DATA EXTRACT:
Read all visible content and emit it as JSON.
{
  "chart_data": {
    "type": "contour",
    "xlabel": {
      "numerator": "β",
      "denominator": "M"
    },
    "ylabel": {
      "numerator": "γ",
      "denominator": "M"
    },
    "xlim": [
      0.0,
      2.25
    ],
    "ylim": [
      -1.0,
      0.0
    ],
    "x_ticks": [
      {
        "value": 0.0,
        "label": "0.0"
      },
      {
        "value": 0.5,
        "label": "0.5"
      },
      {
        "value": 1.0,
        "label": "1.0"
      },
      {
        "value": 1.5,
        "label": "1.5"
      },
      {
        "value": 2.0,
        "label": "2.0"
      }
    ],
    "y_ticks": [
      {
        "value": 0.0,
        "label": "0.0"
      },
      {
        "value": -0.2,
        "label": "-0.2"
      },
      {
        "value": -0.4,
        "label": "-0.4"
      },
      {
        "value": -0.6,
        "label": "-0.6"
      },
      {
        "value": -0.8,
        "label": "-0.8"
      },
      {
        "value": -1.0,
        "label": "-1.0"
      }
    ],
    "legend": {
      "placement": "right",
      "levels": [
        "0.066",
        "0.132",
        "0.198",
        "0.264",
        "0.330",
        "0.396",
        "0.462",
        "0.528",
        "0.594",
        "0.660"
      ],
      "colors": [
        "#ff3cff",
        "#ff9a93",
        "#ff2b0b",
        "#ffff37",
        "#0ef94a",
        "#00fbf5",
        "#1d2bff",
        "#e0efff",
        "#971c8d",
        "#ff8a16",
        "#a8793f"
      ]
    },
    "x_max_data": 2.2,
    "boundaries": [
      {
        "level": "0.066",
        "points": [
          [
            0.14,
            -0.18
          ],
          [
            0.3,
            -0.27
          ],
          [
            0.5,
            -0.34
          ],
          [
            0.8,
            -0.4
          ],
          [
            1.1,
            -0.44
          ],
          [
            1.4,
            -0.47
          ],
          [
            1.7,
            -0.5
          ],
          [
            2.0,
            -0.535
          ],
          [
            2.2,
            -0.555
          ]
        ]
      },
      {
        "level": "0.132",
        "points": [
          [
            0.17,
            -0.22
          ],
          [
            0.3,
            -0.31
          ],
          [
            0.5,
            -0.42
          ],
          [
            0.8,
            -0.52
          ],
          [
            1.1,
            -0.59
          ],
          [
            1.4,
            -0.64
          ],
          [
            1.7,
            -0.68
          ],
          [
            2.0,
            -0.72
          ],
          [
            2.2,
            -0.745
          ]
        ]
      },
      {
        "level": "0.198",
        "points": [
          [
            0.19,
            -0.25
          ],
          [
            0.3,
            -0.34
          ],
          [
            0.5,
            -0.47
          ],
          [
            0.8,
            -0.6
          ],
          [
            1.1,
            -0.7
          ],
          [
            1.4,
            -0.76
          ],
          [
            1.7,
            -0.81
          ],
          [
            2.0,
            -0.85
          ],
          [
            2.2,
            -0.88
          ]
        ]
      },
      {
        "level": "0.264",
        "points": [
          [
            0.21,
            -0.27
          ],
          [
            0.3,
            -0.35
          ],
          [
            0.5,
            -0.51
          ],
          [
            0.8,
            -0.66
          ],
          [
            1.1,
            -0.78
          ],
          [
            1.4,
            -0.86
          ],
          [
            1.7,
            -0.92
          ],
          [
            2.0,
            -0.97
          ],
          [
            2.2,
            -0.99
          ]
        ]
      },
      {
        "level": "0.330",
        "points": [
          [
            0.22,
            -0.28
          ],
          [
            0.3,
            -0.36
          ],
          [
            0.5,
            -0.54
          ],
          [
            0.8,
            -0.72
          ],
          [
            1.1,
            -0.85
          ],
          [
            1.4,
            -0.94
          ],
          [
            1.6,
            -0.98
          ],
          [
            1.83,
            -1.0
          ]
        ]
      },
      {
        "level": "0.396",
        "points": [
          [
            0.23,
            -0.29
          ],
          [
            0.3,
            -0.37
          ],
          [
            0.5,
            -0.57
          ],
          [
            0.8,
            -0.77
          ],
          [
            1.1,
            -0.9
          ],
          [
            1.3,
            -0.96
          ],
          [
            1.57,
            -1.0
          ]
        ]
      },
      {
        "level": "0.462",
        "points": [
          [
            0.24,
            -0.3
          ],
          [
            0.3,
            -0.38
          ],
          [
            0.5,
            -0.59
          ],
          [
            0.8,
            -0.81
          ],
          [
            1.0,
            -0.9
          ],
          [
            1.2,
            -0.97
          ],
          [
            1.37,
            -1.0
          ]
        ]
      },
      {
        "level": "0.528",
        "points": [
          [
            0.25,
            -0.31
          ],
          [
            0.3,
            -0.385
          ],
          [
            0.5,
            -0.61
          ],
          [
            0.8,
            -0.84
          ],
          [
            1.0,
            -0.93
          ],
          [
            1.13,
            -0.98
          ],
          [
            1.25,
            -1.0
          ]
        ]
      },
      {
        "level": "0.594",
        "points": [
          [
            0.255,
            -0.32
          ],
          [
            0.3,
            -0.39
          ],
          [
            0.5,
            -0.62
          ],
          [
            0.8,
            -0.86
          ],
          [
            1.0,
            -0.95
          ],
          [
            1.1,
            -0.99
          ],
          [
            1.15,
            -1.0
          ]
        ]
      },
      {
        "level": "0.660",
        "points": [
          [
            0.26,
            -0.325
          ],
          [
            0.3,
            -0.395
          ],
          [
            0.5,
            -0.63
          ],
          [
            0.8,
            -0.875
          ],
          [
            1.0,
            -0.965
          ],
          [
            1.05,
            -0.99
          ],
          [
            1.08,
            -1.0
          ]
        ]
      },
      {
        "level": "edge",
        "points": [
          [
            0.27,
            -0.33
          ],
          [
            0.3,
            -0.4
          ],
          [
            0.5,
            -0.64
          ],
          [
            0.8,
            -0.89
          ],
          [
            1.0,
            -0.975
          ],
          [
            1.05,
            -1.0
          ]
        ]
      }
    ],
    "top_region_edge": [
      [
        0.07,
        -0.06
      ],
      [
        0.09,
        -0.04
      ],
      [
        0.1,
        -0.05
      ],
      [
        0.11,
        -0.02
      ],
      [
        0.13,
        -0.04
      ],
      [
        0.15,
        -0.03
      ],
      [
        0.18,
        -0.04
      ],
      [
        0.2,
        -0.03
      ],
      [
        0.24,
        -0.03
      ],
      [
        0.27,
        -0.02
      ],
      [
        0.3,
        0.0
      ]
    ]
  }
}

WHAT IS BEING ASKED: Above are the records; retype every one exactly.

THE OUTPUT:
Read all visible content and emit it as JSON.
{
  "chart_data": {
    "type": "contour",
    "xlabel": {
      "numerator": "β",
      "denominator": "M"
    },
    "ylabel": {
      "numerator": "γ",
      "denominator": "M"
    },
    "xlim": [
      0.0,
      2.25
    ],
    "ylim": [
      -1.0,
      0.0
    ],
    "x_ticks": [
      {
        "value": 0.0,
        "label": "0.0"
      },
      {
        "value": 0.5,
        "label": "0.5"
      },
      {
        "value": 1.0,
        "label": "1.0"
      },
      {
        "value": 1.5,
        "label": "1.5"
      },
      {
        "value": 2.0,
        "label": "2.0"
      }
    ],
    "y_ticks": [
      {
        "value": 0.0,
        "label": "0.0"
      },
      {
        "value": -0.2,
        "label": "-0.2"
      },
      {
        "value": -0.4,
        "label": "-0.4"
      },
      {
        "value": -0.6,
        "label": "-0.6"
      },
      {
        "value": -0.8,
        "label": "-0.8"
      },
      {
        "value": -1.0,
        "label": "-1.0"
      }
    ],
    "legend": {
      "placement": "right",
      "levels": [
        "0.066",
        "0.132",
        "0.198",
        "0.264",
        "0.330",
        "0.396",
        "0.462",
        "0.528",
        "0.594",
        "0.660"
      ],
      "colors": [
        "#ff3cff",
        "#ff9a93",
        "#ff2b0b",
        "#ffff37",
        "#0ef94a",
        "#00fbf5",
        "#1d2bff",
        "#e0efff",
        "#971c8d",
        "#ff8a16",
        "#a8793f"
      ]
    },
    "x_max_data": 2.2,
    "boundaries": [
      {
        "level": "0.066",
        "points": [
          [
            0.14,
            -0.18
          ],
          [
            0.3,
            -0.27
          ],
          [
            0.5,
            -0.34
          ],
          [
            0.8,
            -0.4
          ],
          [
            1.1,
            -0.44
          ],
          [
            1.4,
            -0.47
          ],
          [
            1.7,
            -0.5
          ],
          [
            2.0,
            -0.535
          ],
          [
            2.2,
            -0.555
          ]
        ]
      },
      {
        "level": "0.132",
        "points": [
          [
            0.17,
            -0.22
          ],
          [
            0.3,
            -0.31
          ],
          [
            0.5,
            -0.42
          ],
          [
            0.8,
            -0.52
          ],
          [
            1.1,
            -0.59
          ],
          [
            1.4,
            -0.64
          ],
          [
            1.7,
            -0.68
          ],
          [
            2.0,
            -0.72
          ],
          [
            2.2,
            -0.745
          ]
        ]
      },
      {
        "level": "0.198",
        "points": [
          [
            0.19,
            -0.25
          ],
          [
            0.3,
            -0.34
          ],
          [
            0.5,
            -0.47
          ],
          [
            0.8,
            -0.6
          ],
          [
            1.1,
            -0.7
          ],
          [
            1.4,
            -0.76
          ],
          [
            1.7,
            -0.81
          ],
          [
            2.0,
            -0.85
          ],
          [
            2.2,
            -0.88
          ]
        ]
      },
      {
        "level": "0.264",
        "points": [
          [
            0.21,
            -0.27
          ],
          [
            0.3,
            -0.35
          ],
          [
            0.5,
            -0.51
          ],
          [
            0.8,
            -0.66
          ],
          [
            1.1,
            -0.78
          ],
          [
            1.4,
            -0.86
          ],
          [
            1.7,
            -0.92
          ],
          [
            2.0,
            -0.97
          ],
          [
            2.2,
            -0.99
          ]
        ]
      },
      {
        "level": "0.330",
        "points": [
          [
            0.22,
            -0.28
          ],
          [
            0.3,
            -0.36
          ],
          [
            0.5,
            -0.54
          ],
          [
            0.8,
            -0.72
          ],
          [
            1.1,
            -0.85
          ],
          [
            1.4,
            -0.94
          ],
          [
            1.6,
            -0.98
          ],
          [
            1.83,
            -1.0
          ]
        ]
      },
      {
        "level": "0.396",
        "points": [
          [
            0.23,
            -0.29
          ],
          [
            0.3,
            -0.37
          ],
          [
            0.5,
            -0.57
          ],
          [
            0.8,
            -0.77
          ],
          [
            1.1,
            -0.9
          ],
          [
            1.3,
            -0.96
          ],
          [
            1.57,
            -1.0
          ]
        ]
      },
      {
        "level": "0.462",
        "points": [
          [
            0.24,
            -0.3
          ],
          [
            0.3,
            -0.38
          ],
          [
            0.5,
            -0.59
          ],
          [
            0.8,
            -0.81
          ],
          [
            1.0,
            -0.9
          ],
          [
            1.2,
            -0.97
          ],
          [
            1.37,
            -1.0
          ]
        ]
      },
      {
        "level": "0.528",
        "points": [
          [
            0.25,
            -0.31
          ],
          [
            0.3,
            -0.385
          ],
          [
            0.5,
            -0.61
          ],
          [
            0.8,
            -0.84
          ],
          [
            1.0,
            -0.93
          ],
          [
            1.13,
            -0.98
          ],
          [
            1.25,
            -1.0
          ]
        ]
      },
      {
        "level": "0.594",
        "points": [
          [
            0.255,
            -0.32
          ],
          [
            0.3,
            -0.39
          ],
          [
            0.5,
            -0.62
          ],
          [
            0.8,
            -0.86
          ],
          [
            1.0,
            -0.95
          ],
          [
            1.1,
            -0.99
          ],
          [
            1.15,
            -1.0
          ]
        ]
      },
      {
        "level": "0.660",
        "points": [
          [
            0.26,
            -0.325
          ],
          [
            0.3,
            -0.395
          ],
          [
            0.5,
            -0.63
          ],
          [
            0.8,
            -0.875
          ],
          [
            1.0,
            -0.965
          ],
          [
            1.05,
            -0.99
          ],
          [
            1.08,
            -1.0
          ]
        ]
      },
      {
        "level": "edge",
        "points": [
          [
            0.27,
            -0.33
          ],
          [
            0.3,
            -0.4
          ],
          [
            0.5,
            -0.64
          ],
          [
            0.8,
            -0.89
          ],
          [
            1.0,
            -0.975
          ],
          [
            1.05,
            -1.0
          ]
        ]
      }
    ],
    "top_region_edge": [
      [
        0.07,
        -0.06
      ],
      [
        0.09,
        -0.04
      ],
      [
        0.1,
        -0.05
      ],
      [
        0.11,
        -0.02
      ],
      [
        0.13,
        -0.04
      ],
      [
        0.15,
        -0.03
      ],
      [
        0.18,
        -0.04
      ],
      [
        0.2,
        -0.03
      ],
      [
        0.24,
        -0.03
      ],
      [
        0.27,
        -0.02
      ],
      [
        0.3,
        0.0
      ]
    ]
  }
}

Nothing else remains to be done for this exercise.